- **Exercise prompt**
Your task is to repeat the entries exactly. Leave the pictures out.

Records excerpted from a collection:
******************************
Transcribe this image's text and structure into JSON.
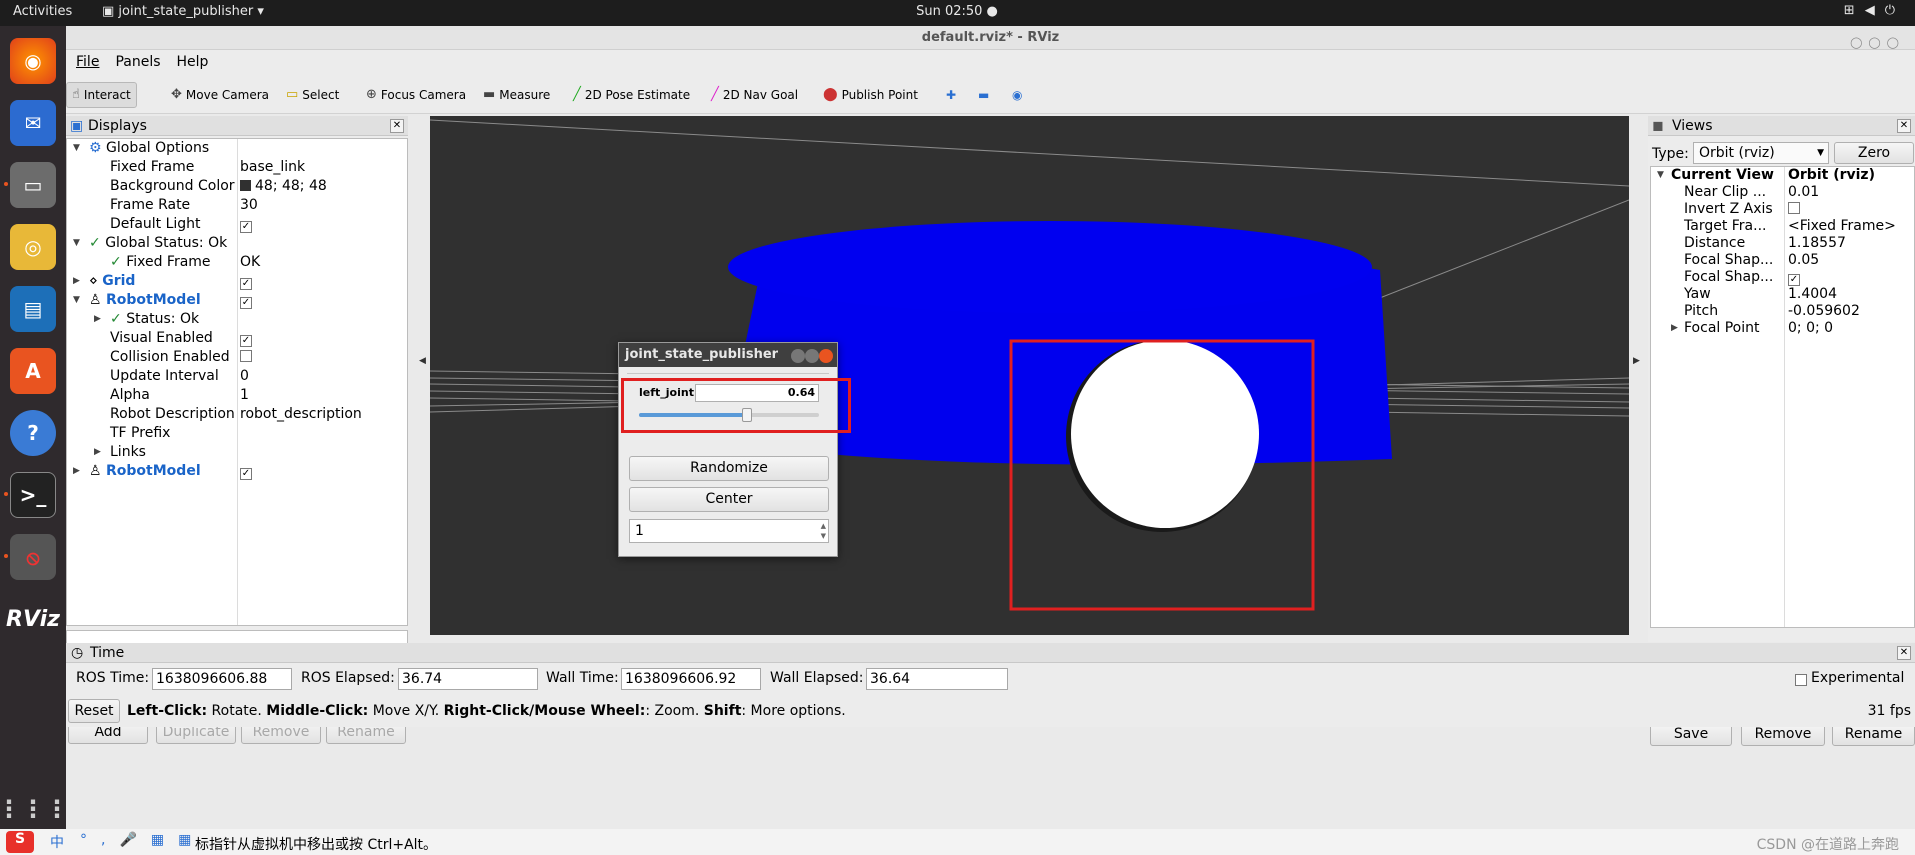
{
  "topbar": {
    "activities": "Activities",
    "app_name": "joint_state_publisher",
    "clock": "Sun 02:50"
  },
  "window": {
    "title": "default.rviz* - RViz"
  },
  "menu": [
    "File",
    "Panels",
    "Help"
  ],
  "toolbar": {
    "interact": "Interact",
    "move_camera": "Move Camera",
    "select": "Select",
    "focus_camera": "Focus Camera",
    "measure": "Measure",
    "pose_estimate": "2D Pose Estimate",
    "nav_goal": "2D Nav Goal",
    "publish_point": "Publish Point"
  },
  "displays": {
    "title": "Displays",
    "rows": [
      {
        "k": "Global Options",
        "v": ""
      },
      {
        "k": "Fixed Frame",
        "v": "base_link"
      },
      {
        "k": "Background Color",
        "v": "48; 48; 48"
      },
      {
        "k": "Frame Rate",
        "v": "30"
      },
      {
        "k": "Default Light",
        "v": ""
      },
      {
        "k": "Global Status: Ok",
        "v": ""
      },
      {
        "k": "Fixed Frame",
        "v": "OK"
      },
      {
        "k": "Grid",
        "v": ""
      },
      {
        "k": "RobotModel",
        "v": ""
      },
      {
        "k": "Status: Ok",
        "v": ""
      },
      {
        "k": "Visual Enabled",
        "v": ""
      },
      {
        "k": "Collision Enabled",
        "v": ""
      },
      {
        "k": "Update Interval",
        "v": "0"
      },
      {
        "k": "Alpha",
        "v": "1"
      },
      {
        "k": "Robot Description",
        "v": "robot_description"
      },
      {
        "k": "TF Prefix",
        "v": ""
      },
      {
        "k": "Links",
        "v": ""
      },
      {
        "k": "RobotModel",
        "v": ""
      }
    ],
    "buttons": {
      "add": "Add",
      "duplicate": "Duplicate",
      "remove": "Remove",
      "rename": "Rename"
    }
  },
  "jsp": {
    "title": "joint_state_publisher",
    "joint_name": "left_joint",
    "joint_value": "0.64",
    "slider_fraction": 0.6,
    "randomize": "Randomize",
    "center": "Center",
    "spin_value": "1"
  },
  "views": {
    "title": "Views",
    "type_label": "Type:",
    "type_value": "Orbit (rviz)",
    "zero": "Zero",
    "current_view": "Current View",
    "current_view_value": "Orbit (rviz)",
    "props": [
      {
        "k": "Near Clip ...",
        "v": "0.01"
      },
      {
        "k": "Invert Z Axis",
        "v": ""
      },
      {
        "k": "Target Fra...",
        "v": "<Fixed Frame>"
      },
      {
        "k": "Distance",
        "v": "1.18557"
      },
      {
        "k": "Focal Shap...",
        "v": "0.05"
      },
      {
        "k": "Focal Shap...",
        "v": ""
      },
      {
        "k": "Yaw",
        "v": "1.4004"
      },
      {
        "k": "Pitch",
        "v": "-0.059602"
      },
      {
        "k": "Focal Point",
        "v": "0; 0; 0"
      }
    ],
    "save": "Save",
    "remove": "Remove",
    "rename": "Rename"
  },
  "time": {
    "title": "Time",
    "ros_time_label": "ROS Time:",
    "ros_time": "1638096606.88",
    "ros_elapsed_label": "ROS Elapsed:",
    "ros_elapsed": "36.74",
    "wall_time_label": "Wall Time:",
    "wall_time": "1638096606.92",
    "wall_elapsed_label": "Wall Elapsed:",
    "wall_elapsed": "36.64",
    "experimental": "Experimental"
  },
  "status": {
    "reset": "Reset",
    "help_b1": "Left-Click:",
    "help_t1": " Rotate. ",
    "help_b2": "Middle-Click:",
    "help_t2": " Move X/Y. ",
    "help_b3": "Right-Click/Mouse Wheel:",
    "help_t3": ": Zoom. ",
    "help_b4": "Shift",
    "help_t4": ": More options.",
    "fps": "31 fps"
  },
  "ime": {
    "lang": "中",
    "hint": "标指针从虚拟机中移出或按 Ctrl+Alt。",
    "watermark": "CSDN @在道路上奔跑"
  },
  "colors": {
    "accent_red": "#e02020",
    "cylinder_blue": "#0000ee",
    "bg": "#303030"
  }
}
******************************
- **Output of the task**
Transcribe this image's text and structure into JSON.
{
  "topbar": {
    "activities": "Activities",
    "app_name": "joint_state_publisher",
    "clock": "Sun 02:50"
  },
  "window": {
    "title": "default.rviz* - RViz"
  },
  "menu": [
    "File",
    "Panels",
    "Help"
  ],
  "toolbar": {
    "interact": "Interact",
    "move_camera": "Move Camera",
    "select": "Select",
    "focus_camera": "Focus Camera",
    "measure": "Measure",
    "pose_estimate": "2D Pose Estimate",
    "nav_goal": "2D Nav Goal",
    "publish_point": "Publish Point"
  },
  "displays": {
    "title": "Displays",
    "rows": [
      {
        "k": "Global Options",
        "v": ""
      },
      {
        "k": "Fixed Frame",
        "v": "base_link"
      },
      {
        "k": "Background Color",
        "v": "48; 48; 48"
      },
      {
        "k": "Frame Rate",
        "v": "30"
      },
      {
        "k": "Default Light",
        "v": ""
      },
      {
        "k": "Global Status: Ok",
        "v": ""
      },
      {
        "k": "Fixed Frame",
        "v": "OK"
      },
      {
        "k": "Grid",
        "v": ""
      },
      {
        "k": "RobotModel",
        "v": ""
      },
      {
        "k": "Status: Ok",
        "v": ""
      },
      {
        "k": "Visual Enabled",
        "v": ""
      },
      {
        "k": "Collision Enabled",
        "v": ""
      },
      {
        "k": "Update Interval",
        "v": "0"
      },
      {
        "k": "Alpha",
        "v": "1"
      },
      {
        "k": "Robot Description",
        "v": "robot_description"
      },
      {
        "k": "TF Prefix",
        "v": ""
      },
      {
        "k": "Links",
        "v": ""
      },
      {
        "k": "RobotModel",
        "v": ""
      }
    ],
    "buttons": {
      "add": "Add",
      "duplicate": "Duplicate",
      "remove": "Remove",
      "rename": "Rename"
    }
  },
  "jsp": {
    "title": "joint_state_publisher",
    "joint_name": "left_joint",
    "joint_value": "0.64",
    "slider_fraction": 0.6,
    "randomize": "Randomize",
    "center": "Center",
    "spin_value": "1"
  },
  "views": {
    "title": "Views",
    "type_label": "Type:",
    "type_value": "Orbit (rviz)",
    "zero": "Zero",
    "current_view": "Current View",
    "current_view_value": "Orbit (rviz)",
    "props": [
      {
        "k": "Near Clip ...",
        "v": "0.01"
      },
      {
        "k": "Invert Z Axis",
        "v": ""
      },
      {
        "k": "Target Fra...",
        "v": "<Fixed Frame>"
      },
      {
        "k": "Distance",
        "v": "1.18557"
      },
      {
        "k": "Focal Shap...",
        "v": "0.05"
      },
      {
        "k": "Focal Shap...",
        "v": ""
      },
      {
        "k": "Yaw",
        "v": "1.4004"
      },
      {
        "k": "Pitch",
        "v": "-0.059602"
      },
      {
        "k": "Focal Point",
        "v": "0; 0; 0"
      }
    ],
    "save": "Save",
    "remove": "Remove",
    "rename": "Rename"
  },
  "time": {
    "title": "Time",
    "ros_time_label": "ROS Time:",
    "ros_time": "1638096606.88",
    "ros_elapsed_label": "ROS Elapsed:",
    "ros_elapsed": "36.74",
    "wall_time_label": "Wall Time:",
    "wall_time": "1638096606.92",
    "wall_elapsed_label": "Wall Elapsed:",
    "wall_elapsed": "36.64",
    "experimental": "Experimental"
  },
  "status": {
    "reset": "Reset",
    "help_b1": "Left-Click:",
    "help_t1": " Rotate. ",
    "help_b2": "Middle-Click:",
    "help_t2": " Move X/Y. ",
    "help_b3": "Right-Click/Mouse Wheel:",
    "help_t3": ": Zoom. ",
    "help_b4": "Shift",
    "help_t4": ": More options.",
    "fps": "31 fps"
  },
  "ime": {
    "lang": "中",
    "hint": "标指针从虚拟机中移出或按 Ctrl+Alt。",
    "watermark": "CSDN @在道路上奔跑"
  },
  "colors": {
    "accent_red": "#e02020",
    "cylinder_blue": "#0000ee",
    "bg": "#303030"
  }
}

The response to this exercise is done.